Peribiliary cysts have usually been considered to be clinically harmless. There are two reports describing obstructive jaundice secondary to the obstruction of bile ducts by peribiliary cysts[2,10]. It is thought that surgery is not indicated for asymptomatic peribiliary cysts but they should be followed up[9,11]. Misdiagnosis of peribiliary cysts as intrahepatic cholangiocarcinoma is a possibility[2,12,13], and there are two reports concerning such patients undergoing hepatectomy on suspicion of intrahepatic cholangiocarcinoma[12,13]. Precise diagnosis can be obtained easily by characteristic findings with diagnostic imaging if the attending clinician is knowledgeable about peribiliary cysts. Needless to say, unnecessary operations for patients with peribiliary cysts should be avoided.

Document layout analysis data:
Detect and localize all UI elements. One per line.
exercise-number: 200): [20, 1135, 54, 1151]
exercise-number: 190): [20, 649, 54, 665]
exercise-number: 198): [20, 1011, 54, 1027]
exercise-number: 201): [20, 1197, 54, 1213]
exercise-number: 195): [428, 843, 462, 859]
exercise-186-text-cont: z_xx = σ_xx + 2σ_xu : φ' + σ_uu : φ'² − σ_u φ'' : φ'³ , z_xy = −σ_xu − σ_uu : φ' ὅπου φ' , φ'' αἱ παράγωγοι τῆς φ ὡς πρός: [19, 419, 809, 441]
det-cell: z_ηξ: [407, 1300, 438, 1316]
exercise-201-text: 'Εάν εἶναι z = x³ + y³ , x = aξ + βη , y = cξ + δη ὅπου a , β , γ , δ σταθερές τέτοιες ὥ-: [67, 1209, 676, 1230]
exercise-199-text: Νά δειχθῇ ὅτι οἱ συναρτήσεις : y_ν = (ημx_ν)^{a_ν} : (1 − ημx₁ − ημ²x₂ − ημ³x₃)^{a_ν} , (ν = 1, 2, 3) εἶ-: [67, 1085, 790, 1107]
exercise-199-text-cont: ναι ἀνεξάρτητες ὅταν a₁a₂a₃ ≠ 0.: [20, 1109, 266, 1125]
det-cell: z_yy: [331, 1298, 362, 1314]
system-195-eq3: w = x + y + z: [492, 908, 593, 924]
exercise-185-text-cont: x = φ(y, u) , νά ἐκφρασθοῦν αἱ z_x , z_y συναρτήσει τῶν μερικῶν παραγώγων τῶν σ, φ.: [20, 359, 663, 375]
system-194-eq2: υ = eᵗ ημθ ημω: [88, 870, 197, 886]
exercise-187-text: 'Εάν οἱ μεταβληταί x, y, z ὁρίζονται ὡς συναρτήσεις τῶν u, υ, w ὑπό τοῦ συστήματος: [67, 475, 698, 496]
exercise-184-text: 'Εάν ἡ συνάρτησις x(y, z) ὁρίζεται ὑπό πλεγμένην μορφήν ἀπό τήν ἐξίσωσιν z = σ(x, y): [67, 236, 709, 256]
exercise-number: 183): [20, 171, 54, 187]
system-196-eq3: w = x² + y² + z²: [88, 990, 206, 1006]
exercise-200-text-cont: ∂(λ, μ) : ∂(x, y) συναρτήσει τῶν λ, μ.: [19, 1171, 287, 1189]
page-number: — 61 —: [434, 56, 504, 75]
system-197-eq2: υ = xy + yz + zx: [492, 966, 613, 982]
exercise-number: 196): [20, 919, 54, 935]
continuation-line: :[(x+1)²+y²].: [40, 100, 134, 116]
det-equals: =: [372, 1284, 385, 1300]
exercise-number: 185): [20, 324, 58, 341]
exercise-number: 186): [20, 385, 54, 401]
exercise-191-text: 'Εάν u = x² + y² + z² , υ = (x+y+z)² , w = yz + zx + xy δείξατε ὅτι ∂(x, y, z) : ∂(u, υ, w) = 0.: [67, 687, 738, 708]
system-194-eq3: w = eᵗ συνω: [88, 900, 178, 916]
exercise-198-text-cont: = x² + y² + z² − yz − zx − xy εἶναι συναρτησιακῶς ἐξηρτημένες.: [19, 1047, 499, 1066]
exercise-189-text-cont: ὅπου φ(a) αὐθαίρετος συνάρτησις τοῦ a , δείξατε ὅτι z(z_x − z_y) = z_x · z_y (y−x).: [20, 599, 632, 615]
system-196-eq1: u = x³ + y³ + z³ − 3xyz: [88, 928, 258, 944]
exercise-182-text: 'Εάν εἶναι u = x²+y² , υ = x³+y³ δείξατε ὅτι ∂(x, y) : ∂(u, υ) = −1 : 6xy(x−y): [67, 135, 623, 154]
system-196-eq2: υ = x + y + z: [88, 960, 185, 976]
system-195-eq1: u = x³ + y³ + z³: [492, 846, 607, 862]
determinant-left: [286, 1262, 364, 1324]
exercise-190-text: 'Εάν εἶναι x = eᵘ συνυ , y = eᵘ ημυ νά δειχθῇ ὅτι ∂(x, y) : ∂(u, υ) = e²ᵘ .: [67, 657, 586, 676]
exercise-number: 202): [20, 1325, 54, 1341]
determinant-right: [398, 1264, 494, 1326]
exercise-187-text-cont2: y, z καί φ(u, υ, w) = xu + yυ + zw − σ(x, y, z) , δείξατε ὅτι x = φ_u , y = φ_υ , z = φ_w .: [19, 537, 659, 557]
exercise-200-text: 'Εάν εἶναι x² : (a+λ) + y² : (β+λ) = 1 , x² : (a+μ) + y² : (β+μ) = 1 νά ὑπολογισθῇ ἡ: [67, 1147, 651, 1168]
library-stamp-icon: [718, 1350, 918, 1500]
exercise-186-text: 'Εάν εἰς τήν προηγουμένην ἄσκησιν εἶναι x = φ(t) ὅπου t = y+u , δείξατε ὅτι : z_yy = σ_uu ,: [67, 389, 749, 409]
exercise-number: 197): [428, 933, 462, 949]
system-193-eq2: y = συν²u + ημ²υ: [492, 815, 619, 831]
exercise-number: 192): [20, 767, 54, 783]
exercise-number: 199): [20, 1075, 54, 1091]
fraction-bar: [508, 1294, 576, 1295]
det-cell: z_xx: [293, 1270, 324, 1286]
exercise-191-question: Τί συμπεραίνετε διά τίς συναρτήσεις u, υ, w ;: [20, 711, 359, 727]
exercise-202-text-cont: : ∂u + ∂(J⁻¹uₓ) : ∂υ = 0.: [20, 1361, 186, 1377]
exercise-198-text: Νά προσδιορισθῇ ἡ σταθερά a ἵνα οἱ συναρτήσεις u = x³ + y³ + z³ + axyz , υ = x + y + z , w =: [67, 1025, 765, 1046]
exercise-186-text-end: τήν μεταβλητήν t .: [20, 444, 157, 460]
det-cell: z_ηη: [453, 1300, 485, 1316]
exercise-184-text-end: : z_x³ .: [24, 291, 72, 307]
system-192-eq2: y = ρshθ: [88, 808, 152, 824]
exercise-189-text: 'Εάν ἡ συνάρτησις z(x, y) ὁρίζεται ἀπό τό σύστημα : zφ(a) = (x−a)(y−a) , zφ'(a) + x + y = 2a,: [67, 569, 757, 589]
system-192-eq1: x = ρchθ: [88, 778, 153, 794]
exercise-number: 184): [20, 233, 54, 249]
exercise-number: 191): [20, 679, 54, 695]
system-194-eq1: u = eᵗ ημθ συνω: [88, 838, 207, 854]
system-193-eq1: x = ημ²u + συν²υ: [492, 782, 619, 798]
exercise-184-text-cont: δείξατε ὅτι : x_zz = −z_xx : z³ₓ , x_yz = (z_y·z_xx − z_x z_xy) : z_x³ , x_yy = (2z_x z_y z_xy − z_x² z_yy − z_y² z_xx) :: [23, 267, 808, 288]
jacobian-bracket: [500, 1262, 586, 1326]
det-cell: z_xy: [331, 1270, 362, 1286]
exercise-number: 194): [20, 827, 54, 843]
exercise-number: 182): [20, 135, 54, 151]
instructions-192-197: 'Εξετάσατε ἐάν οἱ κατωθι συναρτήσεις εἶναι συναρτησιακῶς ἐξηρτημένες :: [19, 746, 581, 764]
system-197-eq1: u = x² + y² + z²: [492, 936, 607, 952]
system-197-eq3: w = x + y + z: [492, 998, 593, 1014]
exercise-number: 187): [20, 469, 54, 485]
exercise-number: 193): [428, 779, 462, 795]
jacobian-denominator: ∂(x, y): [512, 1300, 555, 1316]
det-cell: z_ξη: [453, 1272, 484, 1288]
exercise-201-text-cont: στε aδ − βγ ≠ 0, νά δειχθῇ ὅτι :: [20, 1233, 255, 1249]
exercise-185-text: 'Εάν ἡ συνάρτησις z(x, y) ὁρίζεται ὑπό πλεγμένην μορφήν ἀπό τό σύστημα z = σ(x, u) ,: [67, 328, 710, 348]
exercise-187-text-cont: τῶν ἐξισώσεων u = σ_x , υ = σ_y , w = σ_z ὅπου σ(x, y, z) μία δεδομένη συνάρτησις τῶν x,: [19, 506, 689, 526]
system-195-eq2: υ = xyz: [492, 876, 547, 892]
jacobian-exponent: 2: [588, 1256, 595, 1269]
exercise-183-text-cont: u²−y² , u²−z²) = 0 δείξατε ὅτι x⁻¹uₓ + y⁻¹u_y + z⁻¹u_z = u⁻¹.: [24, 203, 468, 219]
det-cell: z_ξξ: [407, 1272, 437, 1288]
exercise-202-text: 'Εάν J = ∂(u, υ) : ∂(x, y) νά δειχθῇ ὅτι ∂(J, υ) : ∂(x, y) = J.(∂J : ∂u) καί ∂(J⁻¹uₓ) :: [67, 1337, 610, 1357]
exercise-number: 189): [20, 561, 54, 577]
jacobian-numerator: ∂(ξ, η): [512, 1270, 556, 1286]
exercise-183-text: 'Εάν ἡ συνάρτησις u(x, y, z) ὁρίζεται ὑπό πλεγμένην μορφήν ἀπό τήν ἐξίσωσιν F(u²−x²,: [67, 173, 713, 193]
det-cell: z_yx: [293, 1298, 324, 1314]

> _USING THE INFORMATION_:
a – In the passage on peribiliary cysts, reproduce word for word everything from "Peribiliary cysts have" down to "should be avoided.".
b – According to the passage on peribiliary cysts, what disease can peribiliary cysts be misdiagnosed as?

> _ANSWERS IN ORDER_:
a –
Peribiliary cysts have usually been considered to be clinically harmless. There are two reports describing obstructive jaundice secondary to the obstruction of bile ducts by peribiliary cysts[2,10]. It is thought that surgery is not indicated for asymptomatic peribiliary cysts but they should be followed up[9,11]. Misdiagnosis of peribiliary cysts as intrahepatic cholangiocarcinoma is a possibility[2,12,13], and there are two reports concerning such patients undergoing hepatectomy on suspicion of intrahepatic cholangiocarcinoma[12,13]. Precise diagnosis can be obtained easily by characteristic findings with diagnostic imaging if the attending clinician is knowledgeable about peribiliary cysts. Needless to say, unnecessary operations for patients with peribiliary cysts should be avoided.

b – Intrahepatic cholangiocarcinoma.